[BEGIN Article]

Re: Diversity of IETF Leadership

2013-03-11 Thread Mary Barnes
On Mon, Mar 11, 2013 at 1:48 PM, Scott Brim s...@internet2.edu wrote:
 On 03/11/13 14:41, Mary Barnes allegedly wrote:
 This year's set of nominees was far more diverse than in the past and
 yet the IESG will still be entirely male and entirely North
 American/European.  Of course, only people that bothered to use the
 tool to input comments would see that.  So, indeed the nomcom process
 is part of the problem.

 Mary: I believe you would agree with this but your language doesn't seem
 to say so: just because the nomcom chose a less diverse set of nominees
 from a more diverse set of candidates doesn't mean there is something
 wrong with the nomcom or the nomcom process.  It may be that this nomcom
 did take diversity into account, and diversity was outweighed by other
 factors that are at least as important.  Do you have what you consider
 to be proof that the nomcom didn't consider diversity?
[MB] I think I do - the process was quite inconsistent in terms of how
certain nominees were treated during interviews, etc.  Also, as I said
in another email, Nomcom has a tough job as the process is based upon
them considering community input.  When there is a bias in that input,
then of course, there may be bias in the process. [/MB]
I have direct
 experience of at least a few nomcoms that did.
[MB] In my Nomcom experience I do not believe we did as good of a job
considering this as we should have.  Some of the community comments
about female nominees were disrespectful and showed ignorance of the
fact that women are different - yes women are more likely to shed
tears when we are upset than to yell or curse or physically push
someone around (which I have been at these meetings).  To suggest that
someone is not qualified to be an AD because they shed tears in a
contentious situation is unacceptable IMHO. Lack of respect for the
most basic diversity that exists both between genders and cultures is
a big problem IMHO.  [/MB]

Are you looking for
 quotas?

[END Article]

-- Request 1 --
Give the rows as a Markdown table with the columns Number and Row text, starting at the first row and ending at the row that contains "gridlines: [58, 115, 216, 271]", and leave out any blank lines.
The text and the rows are separate material.

[BEGIN Records to process]

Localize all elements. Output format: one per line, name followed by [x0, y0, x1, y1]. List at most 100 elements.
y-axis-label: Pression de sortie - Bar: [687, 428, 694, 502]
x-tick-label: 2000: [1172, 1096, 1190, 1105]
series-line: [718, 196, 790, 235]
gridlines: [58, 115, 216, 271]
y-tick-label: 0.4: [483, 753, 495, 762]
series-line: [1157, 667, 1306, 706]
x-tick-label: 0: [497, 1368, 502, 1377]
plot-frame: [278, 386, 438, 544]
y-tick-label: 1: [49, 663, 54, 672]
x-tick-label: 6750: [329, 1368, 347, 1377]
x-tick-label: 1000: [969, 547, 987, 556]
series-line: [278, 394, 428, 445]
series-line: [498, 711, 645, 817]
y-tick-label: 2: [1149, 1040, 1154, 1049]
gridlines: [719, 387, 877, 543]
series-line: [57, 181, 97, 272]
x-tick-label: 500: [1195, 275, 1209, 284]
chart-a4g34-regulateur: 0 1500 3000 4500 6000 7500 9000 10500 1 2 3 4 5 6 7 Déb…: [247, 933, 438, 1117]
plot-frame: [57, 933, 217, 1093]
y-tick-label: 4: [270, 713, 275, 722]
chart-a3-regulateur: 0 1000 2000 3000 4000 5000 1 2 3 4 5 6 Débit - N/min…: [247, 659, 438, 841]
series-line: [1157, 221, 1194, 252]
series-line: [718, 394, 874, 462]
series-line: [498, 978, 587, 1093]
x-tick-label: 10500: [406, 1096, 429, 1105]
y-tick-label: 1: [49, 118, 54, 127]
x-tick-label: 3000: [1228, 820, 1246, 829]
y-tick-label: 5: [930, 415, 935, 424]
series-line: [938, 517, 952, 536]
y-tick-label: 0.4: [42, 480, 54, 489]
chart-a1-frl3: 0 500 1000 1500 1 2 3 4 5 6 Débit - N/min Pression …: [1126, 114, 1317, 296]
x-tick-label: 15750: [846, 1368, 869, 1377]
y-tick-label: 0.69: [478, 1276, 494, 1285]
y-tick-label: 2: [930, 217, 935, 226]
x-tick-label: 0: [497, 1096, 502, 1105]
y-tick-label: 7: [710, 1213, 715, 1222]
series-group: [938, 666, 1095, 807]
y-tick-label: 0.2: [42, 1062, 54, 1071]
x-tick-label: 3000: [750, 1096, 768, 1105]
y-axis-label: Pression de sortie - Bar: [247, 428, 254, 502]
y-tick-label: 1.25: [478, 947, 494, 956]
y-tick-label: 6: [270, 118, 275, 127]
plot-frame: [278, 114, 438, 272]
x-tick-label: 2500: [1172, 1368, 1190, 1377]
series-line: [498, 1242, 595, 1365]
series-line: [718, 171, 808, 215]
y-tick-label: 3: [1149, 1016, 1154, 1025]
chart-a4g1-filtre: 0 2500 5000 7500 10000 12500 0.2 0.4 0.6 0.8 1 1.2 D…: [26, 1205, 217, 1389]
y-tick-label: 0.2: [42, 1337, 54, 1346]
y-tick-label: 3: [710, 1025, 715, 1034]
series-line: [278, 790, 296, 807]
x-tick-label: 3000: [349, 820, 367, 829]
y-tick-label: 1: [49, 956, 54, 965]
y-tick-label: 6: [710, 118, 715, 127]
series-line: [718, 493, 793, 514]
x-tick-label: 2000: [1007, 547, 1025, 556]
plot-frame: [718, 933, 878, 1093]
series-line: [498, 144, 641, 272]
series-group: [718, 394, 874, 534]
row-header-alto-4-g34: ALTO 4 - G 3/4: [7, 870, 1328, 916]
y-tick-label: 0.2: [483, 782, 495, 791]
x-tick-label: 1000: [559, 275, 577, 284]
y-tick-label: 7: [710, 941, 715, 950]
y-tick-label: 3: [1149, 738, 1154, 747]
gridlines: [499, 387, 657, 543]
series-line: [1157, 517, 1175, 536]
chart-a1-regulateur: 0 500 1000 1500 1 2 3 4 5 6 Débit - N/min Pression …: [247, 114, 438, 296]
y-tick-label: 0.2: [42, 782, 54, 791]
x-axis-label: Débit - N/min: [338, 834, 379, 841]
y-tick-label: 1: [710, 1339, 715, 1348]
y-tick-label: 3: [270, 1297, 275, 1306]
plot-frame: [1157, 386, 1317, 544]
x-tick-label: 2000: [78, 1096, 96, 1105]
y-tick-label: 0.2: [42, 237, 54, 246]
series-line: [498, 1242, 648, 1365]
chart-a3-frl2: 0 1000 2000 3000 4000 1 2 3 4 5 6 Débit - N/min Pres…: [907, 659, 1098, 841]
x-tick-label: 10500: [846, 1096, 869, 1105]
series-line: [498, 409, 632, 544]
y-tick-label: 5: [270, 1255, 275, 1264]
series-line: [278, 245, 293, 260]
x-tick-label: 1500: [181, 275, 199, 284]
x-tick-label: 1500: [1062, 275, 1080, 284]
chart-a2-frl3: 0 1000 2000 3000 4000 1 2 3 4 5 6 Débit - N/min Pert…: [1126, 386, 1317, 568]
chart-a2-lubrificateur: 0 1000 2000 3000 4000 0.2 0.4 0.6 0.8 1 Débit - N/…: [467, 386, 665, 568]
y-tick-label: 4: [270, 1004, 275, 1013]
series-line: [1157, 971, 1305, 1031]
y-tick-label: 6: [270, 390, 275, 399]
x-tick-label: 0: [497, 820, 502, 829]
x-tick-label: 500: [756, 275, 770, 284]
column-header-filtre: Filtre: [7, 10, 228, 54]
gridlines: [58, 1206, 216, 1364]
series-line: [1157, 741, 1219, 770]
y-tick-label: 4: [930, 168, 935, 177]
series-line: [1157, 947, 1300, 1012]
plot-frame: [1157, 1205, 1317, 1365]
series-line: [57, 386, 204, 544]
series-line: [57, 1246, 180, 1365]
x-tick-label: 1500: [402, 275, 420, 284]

[END Records to process]

-- Request 2 --
Translate this sentence from the message on diversity in IETF leadership into Spanish: "It may be that this nomcom did take diversity into account, and diversity was outweighed by other factors that are at least as important."

-- Exercise response 1 --
| Number | Row text |
|---|---|
| 1 | Localize all elements. Output format: one per line, name followed by [x0, y0, x1, y1]. List at most 100 elements. |
| 2 | y-axis-label: Pression de sortie - Bar: [687, 428, 694, 502] |
| 3 | x-tick-label: 2000: [1172, 1096, 1190, 1105] |
| 4 | series-line: [718, 196, 790, 235] |
| 5 | gridlines: [58, 115, 216, 271] |

-- Exercise response 2 --
Puede que este nomcom sí haya tenido en cuenta la diversidad, y que la diversidad se haya visto superada por otros factores que son al menos igual de importantes.